__Exercise aim__: Pick out all lines of the entries that include the word "expression" and copy them.

__Information given__:
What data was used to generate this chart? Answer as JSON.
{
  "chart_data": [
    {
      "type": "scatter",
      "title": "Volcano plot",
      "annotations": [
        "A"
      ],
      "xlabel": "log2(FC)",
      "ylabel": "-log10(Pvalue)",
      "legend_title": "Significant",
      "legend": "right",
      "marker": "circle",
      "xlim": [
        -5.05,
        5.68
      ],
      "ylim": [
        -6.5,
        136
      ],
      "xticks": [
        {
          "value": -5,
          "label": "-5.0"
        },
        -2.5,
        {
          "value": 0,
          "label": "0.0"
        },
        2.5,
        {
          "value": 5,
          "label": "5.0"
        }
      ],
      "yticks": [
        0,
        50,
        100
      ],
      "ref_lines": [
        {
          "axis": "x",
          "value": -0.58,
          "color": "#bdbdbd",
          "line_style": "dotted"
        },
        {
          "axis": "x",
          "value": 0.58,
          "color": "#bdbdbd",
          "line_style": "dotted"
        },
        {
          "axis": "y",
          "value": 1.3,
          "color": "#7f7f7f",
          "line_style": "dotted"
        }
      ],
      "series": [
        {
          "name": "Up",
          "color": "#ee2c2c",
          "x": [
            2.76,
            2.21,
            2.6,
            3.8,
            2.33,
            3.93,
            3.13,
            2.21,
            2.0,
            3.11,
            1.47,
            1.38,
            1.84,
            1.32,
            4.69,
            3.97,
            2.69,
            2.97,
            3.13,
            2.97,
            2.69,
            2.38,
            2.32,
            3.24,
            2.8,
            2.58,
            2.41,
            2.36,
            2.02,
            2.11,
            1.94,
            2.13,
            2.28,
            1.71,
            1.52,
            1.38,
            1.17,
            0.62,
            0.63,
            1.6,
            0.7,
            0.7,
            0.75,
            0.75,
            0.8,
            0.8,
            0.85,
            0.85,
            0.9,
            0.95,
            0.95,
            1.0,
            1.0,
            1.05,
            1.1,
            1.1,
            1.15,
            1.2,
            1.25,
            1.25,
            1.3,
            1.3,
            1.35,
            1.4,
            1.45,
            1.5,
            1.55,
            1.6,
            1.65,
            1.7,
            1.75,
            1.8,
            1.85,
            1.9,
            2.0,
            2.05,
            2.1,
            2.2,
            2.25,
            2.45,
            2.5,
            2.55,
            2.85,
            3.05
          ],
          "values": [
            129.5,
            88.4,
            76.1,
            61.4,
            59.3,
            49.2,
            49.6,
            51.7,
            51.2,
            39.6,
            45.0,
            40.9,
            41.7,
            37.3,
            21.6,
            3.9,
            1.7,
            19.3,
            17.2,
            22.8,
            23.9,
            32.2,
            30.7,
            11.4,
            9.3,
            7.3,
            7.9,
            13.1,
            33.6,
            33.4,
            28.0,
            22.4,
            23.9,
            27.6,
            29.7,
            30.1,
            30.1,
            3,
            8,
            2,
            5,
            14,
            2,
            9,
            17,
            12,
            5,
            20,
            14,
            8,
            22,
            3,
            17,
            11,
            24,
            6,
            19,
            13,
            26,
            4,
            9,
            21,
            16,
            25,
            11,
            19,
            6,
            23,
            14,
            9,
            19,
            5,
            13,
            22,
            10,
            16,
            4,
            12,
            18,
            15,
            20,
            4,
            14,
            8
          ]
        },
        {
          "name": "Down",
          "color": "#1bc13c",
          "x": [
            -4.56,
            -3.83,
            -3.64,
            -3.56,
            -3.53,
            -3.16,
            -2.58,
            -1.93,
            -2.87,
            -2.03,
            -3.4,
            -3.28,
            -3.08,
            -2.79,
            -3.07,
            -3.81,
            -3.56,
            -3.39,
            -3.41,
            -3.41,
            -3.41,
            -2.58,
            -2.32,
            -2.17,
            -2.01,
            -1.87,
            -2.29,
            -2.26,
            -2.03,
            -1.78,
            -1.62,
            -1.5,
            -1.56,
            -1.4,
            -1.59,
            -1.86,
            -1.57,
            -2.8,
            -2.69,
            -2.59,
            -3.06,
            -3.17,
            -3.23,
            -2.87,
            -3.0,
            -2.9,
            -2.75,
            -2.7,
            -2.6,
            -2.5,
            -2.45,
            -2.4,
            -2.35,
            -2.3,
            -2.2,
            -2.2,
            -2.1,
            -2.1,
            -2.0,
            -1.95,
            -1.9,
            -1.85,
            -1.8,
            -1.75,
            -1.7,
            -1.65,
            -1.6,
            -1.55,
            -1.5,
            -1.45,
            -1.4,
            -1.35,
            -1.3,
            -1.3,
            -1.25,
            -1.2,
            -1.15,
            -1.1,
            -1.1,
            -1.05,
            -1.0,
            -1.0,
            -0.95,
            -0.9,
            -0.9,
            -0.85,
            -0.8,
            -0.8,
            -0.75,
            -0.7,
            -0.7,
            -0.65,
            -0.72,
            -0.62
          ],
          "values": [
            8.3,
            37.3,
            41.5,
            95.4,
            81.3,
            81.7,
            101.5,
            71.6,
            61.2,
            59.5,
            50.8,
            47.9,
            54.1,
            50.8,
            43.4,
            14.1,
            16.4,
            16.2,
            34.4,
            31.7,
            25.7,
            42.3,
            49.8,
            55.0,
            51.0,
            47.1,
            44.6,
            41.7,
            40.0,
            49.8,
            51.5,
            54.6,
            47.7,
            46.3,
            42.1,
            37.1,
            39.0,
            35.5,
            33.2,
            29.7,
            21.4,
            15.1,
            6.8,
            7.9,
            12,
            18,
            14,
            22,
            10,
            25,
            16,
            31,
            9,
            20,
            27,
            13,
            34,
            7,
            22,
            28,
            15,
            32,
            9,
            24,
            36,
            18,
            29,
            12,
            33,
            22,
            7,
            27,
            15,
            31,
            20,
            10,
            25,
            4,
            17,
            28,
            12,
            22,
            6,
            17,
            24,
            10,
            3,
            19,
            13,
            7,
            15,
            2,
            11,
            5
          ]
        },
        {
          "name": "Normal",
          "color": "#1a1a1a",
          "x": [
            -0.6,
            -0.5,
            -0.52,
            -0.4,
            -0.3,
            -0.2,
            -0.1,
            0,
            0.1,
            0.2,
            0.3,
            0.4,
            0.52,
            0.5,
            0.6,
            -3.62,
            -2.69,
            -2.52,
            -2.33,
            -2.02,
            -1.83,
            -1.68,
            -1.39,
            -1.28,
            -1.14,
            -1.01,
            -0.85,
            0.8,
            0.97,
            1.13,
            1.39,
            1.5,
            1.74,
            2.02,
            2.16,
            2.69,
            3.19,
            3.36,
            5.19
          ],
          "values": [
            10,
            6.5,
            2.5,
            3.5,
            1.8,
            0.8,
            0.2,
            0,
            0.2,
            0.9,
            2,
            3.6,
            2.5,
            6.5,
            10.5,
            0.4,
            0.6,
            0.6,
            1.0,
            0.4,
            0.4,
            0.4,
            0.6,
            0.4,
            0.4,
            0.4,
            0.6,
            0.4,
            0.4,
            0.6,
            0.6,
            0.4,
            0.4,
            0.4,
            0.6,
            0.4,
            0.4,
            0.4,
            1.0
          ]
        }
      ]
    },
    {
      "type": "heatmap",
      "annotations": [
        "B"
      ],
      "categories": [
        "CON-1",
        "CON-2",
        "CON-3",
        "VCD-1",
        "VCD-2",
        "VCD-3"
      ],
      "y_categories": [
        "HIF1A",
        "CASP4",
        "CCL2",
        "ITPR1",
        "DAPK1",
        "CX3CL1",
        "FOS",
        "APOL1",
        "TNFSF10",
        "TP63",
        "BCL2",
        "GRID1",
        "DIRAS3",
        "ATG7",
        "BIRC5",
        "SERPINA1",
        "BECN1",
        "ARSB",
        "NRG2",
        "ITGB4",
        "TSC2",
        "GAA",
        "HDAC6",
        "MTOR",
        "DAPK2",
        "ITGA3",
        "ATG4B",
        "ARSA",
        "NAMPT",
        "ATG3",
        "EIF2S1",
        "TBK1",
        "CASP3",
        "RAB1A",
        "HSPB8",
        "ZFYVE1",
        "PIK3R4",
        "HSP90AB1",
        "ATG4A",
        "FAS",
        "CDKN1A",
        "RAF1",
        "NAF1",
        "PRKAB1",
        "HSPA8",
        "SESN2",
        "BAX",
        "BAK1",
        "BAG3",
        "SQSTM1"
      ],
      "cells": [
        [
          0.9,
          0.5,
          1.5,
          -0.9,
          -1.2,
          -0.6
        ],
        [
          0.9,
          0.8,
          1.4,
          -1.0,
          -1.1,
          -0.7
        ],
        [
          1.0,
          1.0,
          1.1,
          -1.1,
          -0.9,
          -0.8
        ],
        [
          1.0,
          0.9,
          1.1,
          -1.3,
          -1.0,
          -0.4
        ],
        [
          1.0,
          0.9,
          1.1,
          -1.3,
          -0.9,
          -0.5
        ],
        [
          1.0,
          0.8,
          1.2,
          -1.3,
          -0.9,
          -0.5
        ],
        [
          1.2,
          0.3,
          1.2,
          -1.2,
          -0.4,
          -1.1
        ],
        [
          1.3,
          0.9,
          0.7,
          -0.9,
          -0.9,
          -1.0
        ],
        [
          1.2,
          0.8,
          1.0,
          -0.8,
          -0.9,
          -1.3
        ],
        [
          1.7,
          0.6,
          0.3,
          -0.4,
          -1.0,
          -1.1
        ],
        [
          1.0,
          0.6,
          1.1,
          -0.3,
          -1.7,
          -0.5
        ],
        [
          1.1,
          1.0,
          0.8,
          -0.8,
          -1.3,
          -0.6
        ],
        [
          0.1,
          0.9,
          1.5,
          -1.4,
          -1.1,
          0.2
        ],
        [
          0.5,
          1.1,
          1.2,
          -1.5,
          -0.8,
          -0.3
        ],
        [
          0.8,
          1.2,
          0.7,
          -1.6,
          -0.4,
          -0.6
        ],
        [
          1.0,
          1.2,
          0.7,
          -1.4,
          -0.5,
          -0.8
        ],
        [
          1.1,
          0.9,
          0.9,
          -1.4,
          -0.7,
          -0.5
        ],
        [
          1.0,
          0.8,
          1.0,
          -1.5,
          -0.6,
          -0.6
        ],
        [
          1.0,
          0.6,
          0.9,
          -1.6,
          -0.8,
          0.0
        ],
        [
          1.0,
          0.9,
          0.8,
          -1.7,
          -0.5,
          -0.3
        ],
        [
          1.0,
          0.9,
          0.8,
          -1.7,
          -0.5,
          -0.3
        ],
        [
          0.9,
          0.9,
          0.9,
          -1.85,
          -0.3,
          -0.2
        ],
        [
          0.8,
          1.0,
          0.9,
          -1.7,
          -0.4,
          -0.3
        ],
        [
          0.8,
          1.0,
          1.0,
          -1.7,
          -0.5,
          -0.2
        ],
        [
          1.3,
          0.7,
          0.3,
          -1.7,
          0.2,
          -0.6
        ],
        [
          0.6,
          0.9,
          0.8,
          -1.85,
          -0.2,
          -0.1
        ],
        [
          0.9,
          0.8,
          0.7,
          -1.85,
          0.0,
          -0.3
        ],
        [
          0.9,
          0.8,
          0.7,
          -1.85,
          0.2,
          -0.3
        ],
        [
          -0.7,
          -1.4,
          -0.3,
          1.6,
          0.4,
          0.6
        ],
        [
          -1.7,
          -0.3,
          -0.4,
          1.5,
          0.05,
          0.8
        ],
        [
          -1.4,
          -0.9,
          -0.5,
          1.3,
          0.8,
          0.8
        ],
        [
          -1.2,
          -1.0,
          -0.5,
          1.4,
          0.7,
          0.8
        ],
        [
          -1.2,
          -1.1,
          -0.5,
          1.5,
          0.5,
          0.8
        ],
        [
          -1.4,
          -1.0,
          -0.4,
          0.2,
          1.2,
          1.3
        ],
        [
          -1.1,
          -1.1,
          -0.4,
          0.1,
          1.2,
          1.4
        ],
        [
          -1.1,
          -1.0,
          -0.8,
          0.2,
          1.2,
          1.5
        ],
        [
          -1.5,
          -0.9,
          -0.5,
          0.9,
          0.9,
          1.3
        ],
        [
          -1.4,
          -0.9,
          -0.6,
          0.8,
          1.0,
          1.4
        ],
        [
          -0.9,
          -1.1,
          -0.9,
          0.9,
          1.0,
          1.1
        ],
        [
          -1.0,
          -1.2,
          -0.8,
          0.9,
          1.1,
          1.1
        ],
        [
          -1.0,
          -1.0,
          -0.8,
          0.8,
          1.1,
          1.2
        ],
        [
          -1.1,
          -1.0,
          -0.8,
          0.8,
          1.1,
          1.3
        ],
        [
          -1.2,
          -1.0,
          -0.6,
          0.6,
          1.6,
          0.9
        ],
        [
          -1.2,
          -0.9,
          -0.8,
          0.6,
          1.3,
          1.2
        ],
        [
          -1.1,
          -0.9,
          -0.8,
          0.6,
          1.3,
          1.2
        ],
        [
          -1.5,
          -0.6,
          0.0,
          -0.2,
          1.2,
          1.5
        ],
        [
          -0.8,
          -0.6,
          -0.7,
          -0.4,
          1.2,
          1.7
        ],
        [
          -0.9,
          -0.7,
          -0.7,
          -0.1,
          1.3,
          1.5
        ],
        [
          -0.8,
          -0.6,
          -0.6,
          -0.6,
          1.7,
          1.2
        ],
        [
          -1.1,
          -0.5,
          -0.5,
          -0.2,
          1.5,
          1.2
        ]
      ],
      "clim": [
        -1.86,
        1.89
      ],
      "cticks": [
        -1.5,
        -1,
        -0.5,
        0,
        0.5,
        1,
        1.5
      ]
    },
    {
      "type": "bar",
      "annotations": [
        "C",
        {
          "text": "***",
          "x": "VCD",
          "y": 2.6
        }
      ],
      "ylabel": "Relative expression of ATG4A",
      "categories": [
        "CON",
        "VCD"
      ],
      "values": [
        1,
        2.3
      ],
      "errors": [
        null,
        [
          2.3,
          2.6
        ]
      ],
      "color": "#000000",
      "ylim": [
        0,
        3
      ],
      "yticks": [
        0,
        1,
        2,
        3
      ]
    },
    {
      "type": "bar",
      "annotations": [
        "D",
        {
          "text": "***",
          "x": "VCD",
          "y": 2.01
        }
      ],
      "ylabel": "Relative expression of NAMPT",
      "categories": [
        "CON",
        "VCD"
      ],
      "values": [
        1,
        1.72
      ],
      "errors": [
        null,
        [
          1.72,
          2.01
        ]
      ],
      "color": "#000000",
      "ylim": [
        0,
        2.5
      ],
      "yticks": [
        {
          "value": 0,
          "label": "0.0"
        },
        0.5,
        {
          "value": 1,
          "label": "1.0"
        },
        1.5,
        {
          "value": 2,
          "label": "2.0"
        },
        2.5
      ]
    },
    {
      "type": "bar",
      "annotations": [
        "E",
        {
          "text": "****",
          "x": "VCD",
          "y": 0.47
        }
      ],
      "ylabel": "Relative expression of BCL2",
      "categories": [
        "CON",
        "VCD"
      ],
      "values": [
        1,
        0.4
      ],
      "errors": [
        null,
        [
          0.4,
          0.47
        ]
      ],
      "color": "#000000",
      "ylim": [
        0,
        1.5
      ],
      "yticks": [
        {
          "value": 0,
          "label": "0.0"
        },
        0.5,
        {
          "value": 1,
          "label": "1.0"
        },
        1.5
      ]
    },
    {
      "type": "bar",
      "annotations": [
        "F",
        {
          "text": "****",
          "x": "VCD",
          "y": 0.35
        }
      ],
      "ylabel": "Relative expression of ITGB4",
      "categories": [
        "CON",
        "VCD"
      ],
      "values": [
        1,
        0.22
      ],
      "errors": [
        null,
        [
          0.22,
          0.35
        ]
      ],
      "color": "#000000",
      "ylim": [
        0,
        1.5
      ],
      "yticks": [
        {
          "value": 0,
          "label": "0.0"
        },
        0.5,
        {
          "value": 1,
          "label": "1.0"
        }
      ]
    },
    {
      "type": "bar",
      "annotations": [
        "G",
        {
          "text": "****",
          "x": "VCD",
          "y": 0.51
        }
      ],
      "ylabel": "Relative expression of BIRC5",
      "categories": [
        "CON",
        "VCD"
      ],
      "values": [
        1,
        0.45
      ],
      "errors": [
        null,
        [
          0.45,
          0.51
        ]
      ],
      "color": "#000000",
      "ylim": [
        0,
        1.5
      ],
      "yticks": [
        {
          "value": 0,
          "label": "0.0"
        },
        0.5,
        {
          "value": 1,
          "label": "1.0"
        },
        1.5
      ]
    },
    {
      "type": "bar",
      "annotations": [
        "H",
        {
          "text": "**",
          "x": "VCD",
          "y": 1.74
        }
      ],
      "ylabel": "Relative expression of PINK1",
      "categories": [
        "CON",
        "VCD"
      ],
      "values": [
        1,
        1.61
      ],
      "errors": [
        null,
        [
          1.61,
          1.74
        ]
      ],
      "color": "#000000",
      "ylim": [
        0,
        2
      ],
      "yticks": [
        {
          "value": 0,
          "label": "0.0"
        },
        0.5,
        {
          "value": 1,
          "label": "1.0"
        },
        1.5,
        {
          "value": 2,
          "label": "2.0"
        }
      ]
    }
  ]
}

__Task result__:
      "ylabel": "Relative expression of ATG4A",
      "ylabel": "Relative expression of NAMPT",
      "ylabel": "Relative expression of BCL2",
      "ylabel": "Relative expression of ITGB4",
      "ylabel": "Relative expression of BIRC5",
      "ylabel": "Relative expression of PINK1",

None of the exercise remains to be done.